Written request -
Identify the lines that contain the word "name" and copy each one.
**********
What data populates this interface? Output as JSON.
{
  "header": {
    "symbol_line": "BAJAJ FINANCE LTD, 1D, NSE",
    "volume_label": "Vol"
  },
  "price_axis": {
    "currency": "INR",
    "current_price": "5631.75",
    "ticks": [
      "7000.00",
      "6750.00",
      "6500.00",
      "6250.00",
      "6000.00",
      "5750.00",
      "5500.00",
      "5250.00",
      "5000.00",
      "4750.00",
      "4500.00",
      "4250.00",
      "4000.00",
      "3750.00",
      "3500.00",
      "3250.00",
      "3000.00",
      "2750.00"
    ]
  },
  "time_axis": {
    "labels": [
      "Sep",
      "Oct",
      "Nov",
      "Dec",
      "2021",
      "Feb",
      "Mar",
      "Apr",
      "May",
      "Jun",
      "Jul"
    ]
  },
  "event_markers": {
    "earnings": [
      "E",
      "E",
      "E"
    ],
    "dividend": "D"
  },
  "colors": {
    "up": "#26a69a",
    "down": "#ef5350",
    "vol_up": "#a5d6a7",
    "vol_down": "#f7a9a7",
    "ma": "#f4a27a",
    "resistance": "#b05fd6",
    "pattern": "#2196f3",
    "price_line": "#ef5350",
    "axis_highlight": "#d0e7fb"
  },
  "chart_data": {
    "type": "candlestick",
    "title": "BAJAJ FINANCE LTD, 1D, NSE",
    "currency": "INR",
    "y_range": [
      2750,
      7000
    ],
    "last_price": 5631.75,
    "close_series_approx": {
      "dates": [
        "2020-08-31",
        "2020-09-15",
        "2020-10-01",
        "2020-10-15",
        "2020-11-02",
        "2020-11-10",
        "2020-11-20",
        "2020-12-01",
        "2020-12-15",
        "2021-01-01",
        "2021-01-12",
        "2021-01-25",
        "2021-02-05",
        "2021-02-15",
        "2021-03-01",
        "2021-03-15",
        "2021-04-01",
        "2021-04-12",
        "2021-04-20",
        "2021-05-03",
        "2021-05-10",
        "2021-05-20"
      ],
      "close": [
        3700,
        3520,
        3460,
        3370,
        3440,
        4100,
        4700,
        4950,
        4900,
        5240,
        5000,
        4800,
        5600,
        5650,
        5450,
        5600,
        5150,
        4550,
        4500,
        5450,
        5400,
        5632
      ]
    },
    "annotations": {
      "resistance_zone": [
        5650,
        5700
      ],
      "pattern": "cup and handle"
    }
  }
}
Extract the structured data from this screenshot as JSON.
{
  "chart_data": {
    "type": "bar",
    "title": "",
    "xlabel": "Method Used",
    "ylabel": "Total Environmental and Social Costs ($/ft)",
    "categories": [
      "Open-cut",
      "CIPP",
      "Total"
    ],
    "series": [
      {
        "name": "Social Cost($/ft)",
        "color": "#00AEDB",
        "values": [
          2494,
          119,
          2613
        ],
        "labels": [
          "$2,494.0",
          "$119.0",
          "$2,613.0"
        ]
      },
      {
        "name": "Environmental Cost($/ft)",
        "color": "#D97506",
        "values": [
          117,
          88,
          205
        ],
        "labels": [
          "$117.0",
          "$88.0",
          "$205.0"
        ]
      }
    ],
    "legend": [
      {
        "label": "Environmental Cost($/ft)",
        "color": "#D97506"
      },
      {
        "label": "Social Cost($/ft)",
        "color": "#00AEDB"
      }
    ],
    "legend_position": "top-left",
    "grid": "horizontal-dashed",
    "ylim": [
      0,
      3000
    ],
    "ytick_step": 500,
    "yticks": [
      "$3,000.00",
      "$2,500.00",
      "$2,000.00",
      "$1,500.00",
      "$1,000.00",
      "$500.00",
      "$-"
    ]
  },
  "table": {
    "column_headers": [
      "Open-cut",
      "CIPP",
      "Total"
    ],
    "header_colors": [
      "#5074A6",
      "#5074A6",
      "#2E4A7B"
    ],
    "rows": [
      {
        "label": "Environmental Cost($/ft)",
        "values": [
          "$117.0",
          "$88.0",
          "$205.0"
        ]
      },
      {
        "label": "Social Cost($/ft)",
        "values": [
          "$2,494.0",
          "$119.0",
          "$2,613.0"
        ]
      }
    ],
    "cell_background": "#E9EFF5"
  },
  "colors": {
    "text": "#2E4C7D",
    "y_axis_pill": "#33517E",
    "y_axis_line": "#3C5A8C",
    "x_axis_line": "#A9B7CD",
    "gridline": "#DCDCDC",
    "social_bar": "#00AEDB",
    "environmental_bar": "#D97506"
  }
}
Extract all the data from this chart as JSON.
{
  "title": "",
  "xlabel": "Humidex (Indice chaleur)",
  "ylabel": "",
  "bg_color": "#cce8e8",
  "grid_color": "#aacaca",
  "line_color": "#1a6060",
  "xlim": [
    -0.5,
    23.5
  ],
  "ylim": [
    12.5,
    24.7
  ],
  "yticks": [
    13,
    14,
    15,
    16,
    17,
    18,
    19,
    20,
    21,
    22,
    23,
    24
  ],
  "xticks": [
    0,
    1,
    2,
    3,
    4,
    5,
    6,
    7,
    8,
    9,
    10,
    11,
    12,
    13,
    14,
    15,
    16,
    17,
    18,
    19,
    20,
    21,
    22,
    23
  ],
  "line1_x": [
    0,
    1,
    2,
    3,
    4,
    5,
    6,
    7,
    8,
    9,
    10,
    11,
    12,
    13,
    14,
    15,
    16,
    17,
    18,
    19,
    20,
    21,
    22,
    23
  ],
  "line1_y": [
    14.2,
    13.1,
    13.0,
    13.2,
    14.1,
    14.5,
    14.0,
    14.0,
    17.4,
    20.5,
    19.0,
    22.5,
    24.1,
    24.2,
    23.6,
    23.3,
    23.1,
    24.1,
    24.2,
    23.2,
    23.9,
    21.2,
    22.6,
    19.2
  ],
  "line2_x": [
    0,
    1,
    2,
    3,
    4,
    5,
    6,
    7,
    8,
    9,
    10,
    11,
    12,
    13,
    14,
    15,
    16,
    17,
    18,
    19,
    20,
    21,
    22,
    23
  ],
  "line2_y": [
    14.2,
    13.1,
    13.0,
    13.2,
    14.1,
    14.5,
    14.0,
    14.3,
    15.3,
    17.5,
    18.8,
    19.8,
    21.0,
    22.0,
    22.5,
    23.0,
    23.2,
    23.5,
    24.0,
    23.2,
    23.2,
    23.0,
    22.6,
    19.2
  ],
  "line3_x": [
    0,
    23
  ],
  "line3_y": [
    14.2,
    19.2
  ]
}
**********
Finished task -
        "name": "Social Cost($/ft)",
        "name": "Environmental Cost($/ft)",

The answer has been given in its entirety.